:: EXCERPTED RECORDS ::

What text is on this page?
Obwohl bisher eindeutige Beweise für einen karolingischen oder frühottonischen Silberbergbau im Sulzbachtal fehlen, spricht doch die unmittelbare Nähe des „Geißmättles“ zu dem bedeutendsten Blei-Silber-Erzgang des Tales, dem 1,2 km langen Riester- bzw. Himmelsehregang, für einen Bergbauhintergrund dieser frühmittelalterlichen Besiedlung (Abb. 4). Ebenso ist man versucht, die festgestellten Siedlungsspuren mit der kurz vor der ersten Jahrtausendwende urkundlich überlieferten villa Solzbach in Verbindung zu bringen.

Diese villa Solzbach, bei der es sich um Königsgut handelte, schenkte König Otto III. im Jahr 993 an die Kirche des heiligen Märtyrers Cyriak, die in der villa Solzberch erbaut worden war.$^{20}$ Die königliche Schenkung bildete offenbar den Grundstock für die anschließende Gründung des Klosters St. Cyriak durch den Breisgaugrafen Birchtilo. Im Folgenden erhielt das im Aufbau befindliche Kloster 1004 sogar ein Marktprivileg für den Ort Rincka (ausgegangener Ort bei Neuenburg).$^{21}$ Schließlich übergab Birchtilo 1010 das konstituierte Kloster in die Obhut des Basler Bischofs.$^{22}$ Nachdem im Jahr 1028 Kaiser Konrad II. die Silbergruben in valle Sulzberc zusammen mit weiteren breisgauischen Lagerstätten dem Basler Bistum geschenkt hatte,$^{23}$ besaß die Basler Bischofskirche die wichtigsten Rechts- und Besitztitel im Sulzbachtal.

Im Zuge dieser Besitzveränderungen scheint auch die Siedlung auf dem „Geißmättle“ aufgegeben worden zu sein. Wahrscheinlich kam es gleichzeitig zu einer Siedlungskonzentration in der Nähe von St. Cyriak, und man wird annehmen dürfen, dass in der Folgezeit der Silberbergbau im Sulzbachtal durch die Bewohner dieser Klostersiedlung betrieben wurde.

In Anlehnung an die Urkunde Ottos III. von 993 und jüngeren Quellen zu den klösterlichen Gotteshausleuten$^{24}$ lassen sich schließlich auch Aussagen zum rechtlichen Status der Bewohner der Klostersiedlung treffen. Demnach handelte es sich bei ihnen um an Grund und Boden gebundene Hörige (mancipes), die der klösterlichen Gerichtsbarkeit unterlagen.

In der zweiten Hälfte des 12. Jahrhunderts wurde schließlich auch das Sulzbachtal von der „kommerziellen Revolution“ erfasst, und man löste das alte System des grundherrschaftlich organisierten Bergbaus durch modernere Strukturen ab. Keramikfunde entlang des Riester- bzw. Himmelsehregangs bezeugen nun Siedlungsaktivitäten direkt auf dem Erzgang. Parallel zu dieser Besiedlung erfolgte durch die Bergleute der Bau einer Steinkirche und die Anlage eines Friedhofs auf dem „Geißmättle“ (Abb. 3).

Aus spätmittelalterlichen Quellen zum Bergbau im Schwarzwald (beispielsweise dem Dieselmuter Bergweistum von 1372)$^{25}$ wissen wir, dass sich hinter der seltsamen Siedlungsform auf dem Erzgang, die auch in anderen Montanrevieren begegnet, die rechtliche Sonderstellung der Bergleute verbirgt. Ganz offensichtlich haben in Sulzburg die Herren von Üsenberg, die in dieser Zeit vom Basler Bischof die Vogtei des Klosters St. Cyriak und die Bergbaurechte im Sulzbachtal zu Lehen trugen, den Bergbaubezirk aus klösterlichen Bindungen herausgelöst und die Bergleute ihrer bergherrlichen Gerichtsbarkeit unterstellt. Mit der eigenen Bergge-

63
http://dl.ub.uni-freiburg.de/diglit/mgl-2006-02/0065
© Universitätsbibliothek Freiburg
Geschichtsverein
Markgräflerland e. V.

:::

▶ [SHORT EXERCISE] Repeat the entries exactly, all of them.

▶ [TASK RESPONSE]
What text is on this page?
Obwohl bisher eindeutige Beweise für einen karolingischen oder frühottonischen Silberbergbau im Sulzbachtal fehlen, spricht doch die unmittelbare Nähe des „Geißmättles“ zu dem bedeutendsten Blei-Silber-Erzgang des Tales, dem 1,2 km langen Riester- bzw. Himmelsehregang, für einen Bergbauhintergrund dieser frühmittelalterlichen Besiedlung (Abb. 4). Ebenso ist man versucht, die festgestellten Siedlungsspuren mit der kurz vor der ersten Jahrtausendwende urkundlich überlieferten villa Solzbach in Verbindung zu bringen.

Diese villa Solzbach, bei der es sich um Königsgut handelte, schenkte König Otto III. im Jahr 993 an die Kirche des heiligen Märtyrers Cyriak, die in der villa Solzberch erbaut worden war.$^{20}$ Die königliche Schenkung bildete offenbar den Grundstock für die anschließende Gründung des Klosters St. Cyriak durch den Breisgaugrafen Birchtilo. Im Folgenden erhielt das im Aufbau befindliche Kloster 1004 sogar ein Marktprivileg für den Ort Rincka (ausgegangener Ort bei Neuenburg).$^{21}$ Schließlich übergab Birchtilo 1010 das konstituierte Kloster in die Obhut des Basler Bischofs.$^{22}$ Nachdem im Jahr 1028 Kaiser Konrad II. die Silbergruben in valle Sulzberc zusammen mit weiteren breisgauischen Lagerstätten dem Basler Bistum geschenkt hatte,$^{23}$ besaß die Basler Bischofskirche die wichtigsten Rechts- und Besitztitel im Sulzbachtal.

Im Zuge dieser Besitzveränderungen scheint auch die Siedlung auf dem „Geißmättle“ aufgegeben worden zu sein. Wahrscheinlich kam es gleichzeitig zu einer Siedlungskonzentration in der Nähe von St. Cyriak, und man wird annehmen dürfen, dass in der Folgezeit der Silberbergbau im Sulzbachtal durch die Bewohner dieser Klostersiedlung betrieben wurde.

In Anlehnung an die Urkunde Ottos III. von 993 und jüngeren Quellen zu den klösterlichen Gotteshausleuten$^{24}$ lassen sich schließlich auch Aussagen zum rechtlichen Status der Bewohner der Klostersiedlung treffen. Demnach handelte es sich bei ihnen um an Grund und Boden gebundene Hörige (mancipes), die der klösterlichen Gerichtsbarkeit unterlagen.

In der zweiten Hälfte des 12. Jahrhunderts wurde schließlich auch das Sulzbachtal von der „kommerziellen Revolution“ erfasst, und man löste das alte System des grundherrschaftlich organisierten Bergbaus durch modernere Strukturen ab. Keramikfunde entlang des Riester- bzw. Himmelsehregangs bezeugen nun Siedlungsaktivitäten direkt auf dem Erzgang. Parallel zu dieser Besiedlung erfolgte durch die Bergleute der Bau einer Steinkirche und die Anlage eines Friedhofs auf dem „Geißmättle“ (Abb. 3).

Aus spätmittelalterlichen Quellen zum Bergbau im Schwarzwald (beispielsweise dem Dieselmuter Bergweistum von 1372)$^{25}$ wissen wir, dass sich hinter der seltsamen Siedlungsform auf dem Erzgang, die auch in anderen Montanrevieren begegnet, die rechtliche Sonderstellung der Bergleute verbirgt. Ganz offensichtlich haben in Sulzburg die Herren von Üsenberg, die in dieser Zeit vom Basler Bischof die Vogtei des Klosters St. Cyriak und die Bergbaurechte im Sulzbachtal zu Lehen trugen, den Bergbaubezirk aus klösterlichen Bindungen herausgelöst und die Bergleute ihrer bergherrlichen Gerichtsbarkeit unterstellt. Mit der eigenen Bergge-

63
http://dl.ub.uni-freiburg.de/diglit/mgl-2006-02/0065
© Universitätsbibliothek Freiburg
Geschichtsverein
Markgräflerland e. V.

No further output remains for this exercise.